• _GOAL OF THE EXERCISE_
Go through the listing below and gather every line with the word "espesor".

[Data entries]

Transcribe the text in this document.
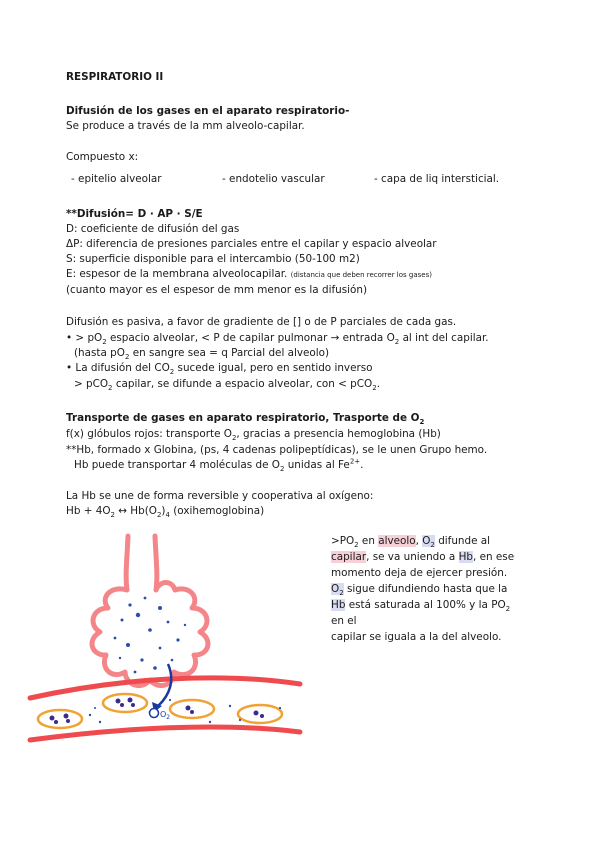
RESPIRATORIO II
Difusión de los gases en el aparato respiratorio-
Se produce a través de la mm alveolo-capilar.
Compuesto x:
- epitelio alveolar	- endotelio vascular	- capa de liq intersticial.
**Difusión= D · AP · S/E
D: coeficiente de difusión del gas
ΔP: diferencia de presiones parciales entre el capilar y espacio alveolar
S: superficie disponible para el intercambio (50-100 m2)
E: espesor de la membrana alveolocapilar. (distancia que deben recorrer los gases)
(cuanto mayor es el espesor de mm menor es la difusión)
Difusión es pasiva, a favor de gradiente de [] o de P parciales de cada gas.
• > $pO_2$ espacio alveolar, < P de capilar pulmonar → entrada $O_2$ al int del capilar.
(hasta $pO_2$ en sangre sea = q Parcial del alveolo)
• La difusión del $CO_2$ sucede igual, pero en sentido inverso
> pCO$_2$ capilar, se difunde a espacio alveolar, con < pCO$_2$.
Transporte de gases en aparato respiratorio, Trasporte de $O_2$
f(x) glóbulos rojos: transporte $O_2$, gracias a presencia hemoglobina (Hb)
**Hb, formado x Globina, (ps, 4 cadenas polipeptídicas), se le unen Grupo hemo.
Hb puede transportar 4 moléculas de $O_2$ unidas al $Fe^{2+}$.
La Hb se une de forma reversible y cooperativa al oxígeno:
$Hb + 4O_2$ ↔ $Hb(O_2)_4$ (oxihemoglobina)

$>PO_2$ en alveolo, $O_2$ difunde al

capilar, se va uniendo a Hb, en ese

momento deja de ejercer presión.

$O_2$ sigue difundiendo hasta que la

Hb está saturada al 100% y la $PO_2$

en el

capilar se iguala a la del alveolo.

$O_2$
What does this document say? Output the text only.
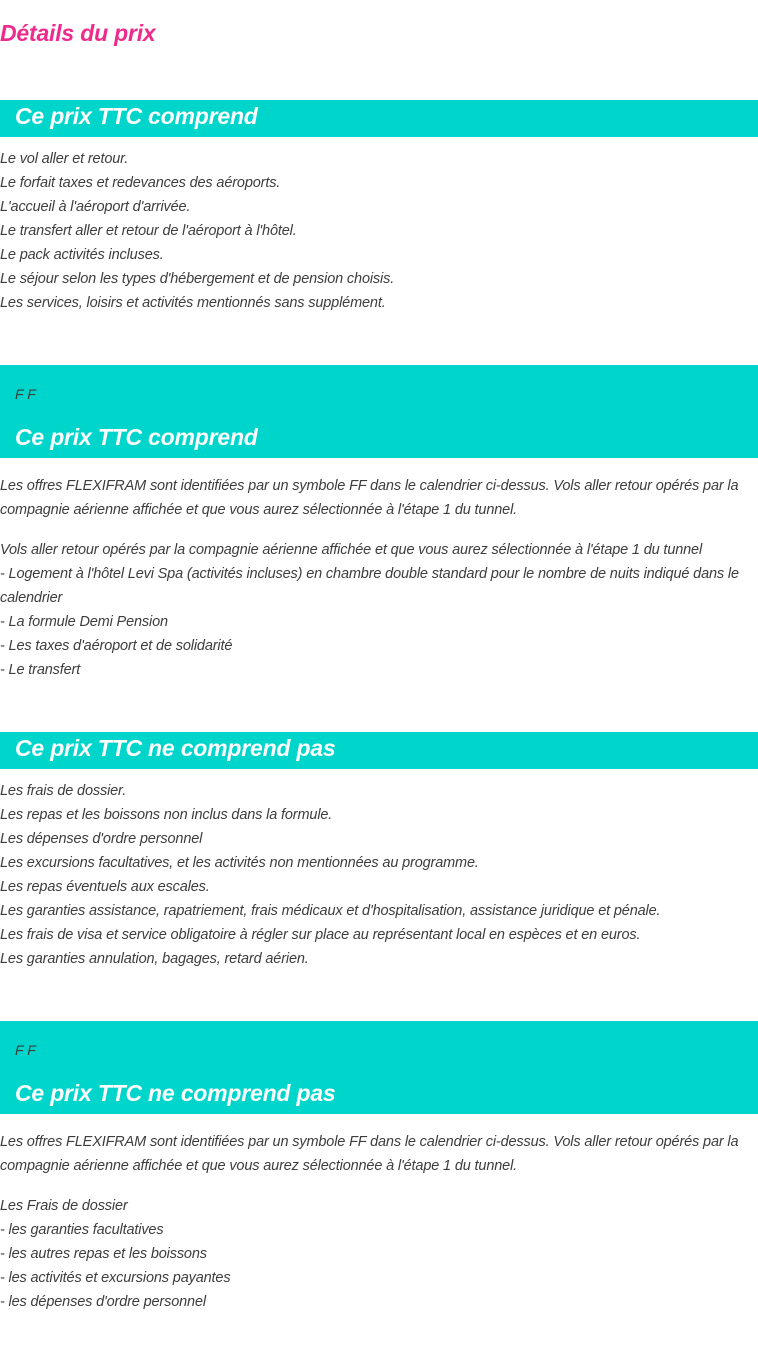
Détails du prix
Ce prix TTC comprend
Le vol aller et retour.
Le forfait taxes et redevances des aéroports.
L'accueil à l'aéroport d'arrivée.
Le transfert aller et retour de l'aéroport à l'hôtel.
Le pack activités incluses.
Le séjour selon les types d'hébergement et de pension choisis.
Les services, loisirs et activités mentionnés sans supplément.
F F
Ce prix TTC comprend

Les offres FLEXIFRAM sont identifiées par un symbole FF dans le calendrier ci-dessus. Vols aller retour opérés par la compagnie aérienne affichée et que vous aurez sélectionnée à l'étape 1 du tunnel.

Vols aller retour opérés par la compagnie aérienne affichée et que vous aurez sélectionnée à l'étape 1 du tunnel
- Logement à l'hôtel Levi Spa (activités incluses) en chambre double standard pour le nombre de nuits indiqué dans le calendrier
- La formule Demi Pension
- Les taxes d'aéroport et de solidarité
- Le transfert
Ce prix TTC ne comprend pas
Les frais de dossier.
Les repas et les boissons non inclus dans la formule.
Les dépenses d'ordre personnel
Les excursions facultatives, et les activités non mentionnées au programme.
Les repas éventuels aux escales.
Les garanties assistance, rapatriement, frais médicaux et d'hospitalisation, assistance juridique et pénale.
Les frais de visa et service obligatoire à régler sur place au représentant local en espèces et en euros.
Les garanties annulation, bagages, retard aérien.
F F
Ce prix TTC ne comprend pas

Les offres FLEXIFRAM sont identifiées par un symbole FF dans le calendrier ci-dessus. Vols aller retour opérés par la compagnie aérienne affichée et que vous aurez sélectionnée à l'étape 1 du tunnel.

Les Frais de dossier
- les garanties facultatives
- les autres repas et les boissons
- les activités et excursions payantes
- les dépenses d'ordre personnel
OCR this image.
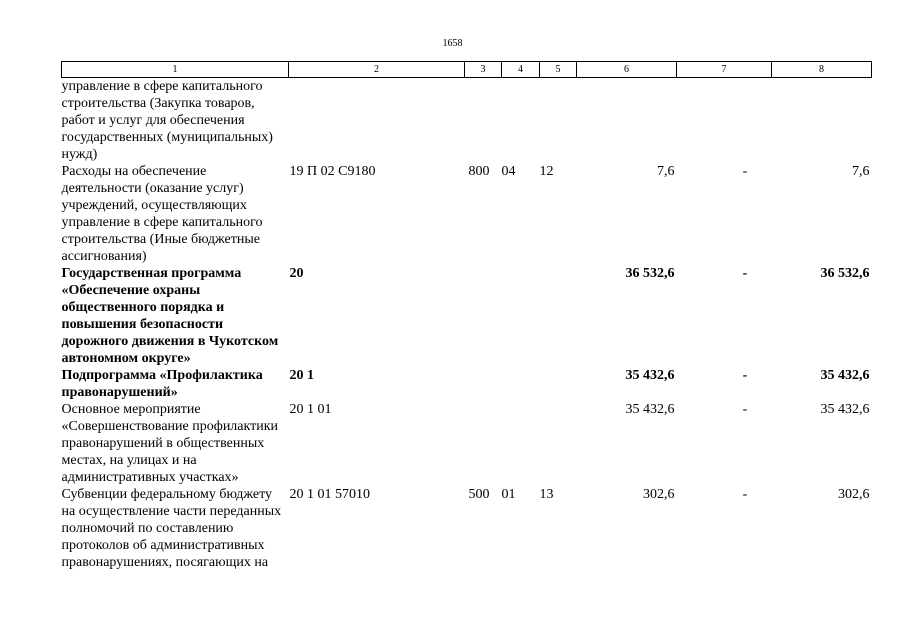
1658
1	2	3	4	5	6	7	8
управление в сфере капитального строительства (Закупка товаров, работ и услуг для обеспечения государственных (муниципальных) нужд)							
Расходы на обеспечение деятельности (оказание услуг) учреждений, осуществляющих управление в сфере капитального строительства (Иные бюджетные ассигнования)	19 П 02 С9180	800	04	12	7,6	-	7,6
Государственная программа «Обеспечение охраны общественного порядка и повышения безопасности дорожного движения в Чукотском автономном округе»	20				36 532,6	-	36 532,6
Подпрограмма «Профилактика правонарушений»	20 1				35 432,6	-	35 432,6
Основное мероприятие «Совершенствование профилактики правонарушений в общественных местах, на улицах и на административных участках»	20 1 01				35 432,6	-	35 432,6
Субвенции федеральному бюджету на осуществление части переданных полномочий по составлению протоколов об административных правонарушениях, посягающих на	20 1 01 57010	500	01	13	302,6	-	302,6
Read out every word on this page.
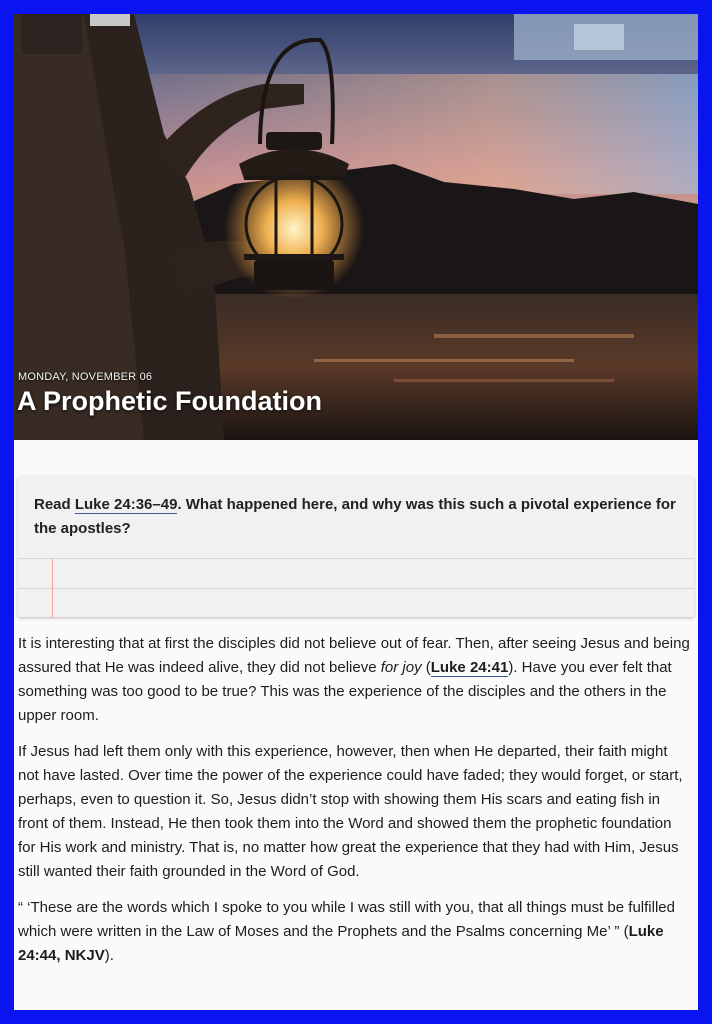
MONDAY, NOVEMBER 06
A Prophetic Foundation
Read Luke 24:36–49. What happened here, and why was this such a pivotal experience for the apostles?

It is interesting that at first the disciples did not believe out of fear. Then, after seeing Jesus and being assured that He was indeed alive, they did not believe for joy (Luke 24:41). Have you ever felt that something was too good to be true? This was the experience of the disciples and the others in the upper room.

If Jesus had left them only with this experience, however, then when He departed, their faith might not have lasted. Over time the power of the experience could have faded; they would forget, or start, perhaps, even to question it. So, Jesus didn’t stop with showing them His scars and eating fish in front of them. Instead, He then took them into the Word and showed them the prophetic foundation for His work and ministry. That is, no matter how great the experience that they had with Him, Jesus still wanted their faith grounded in the Word of God.

“ ‘These are the words which I spoke to you while I was still with you, that all things must be fulfilled which were written in the Law of Moses and the Prophets and the Psalms concerning Me’ ” (Luke 24:44, NKJV).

• _FULL RESPONSE_
E: espesor de la membrana alveolocapilar. (distancia que deben recorrer los gases)
(cuanto mayor es el espesor de mm menor es la difusión)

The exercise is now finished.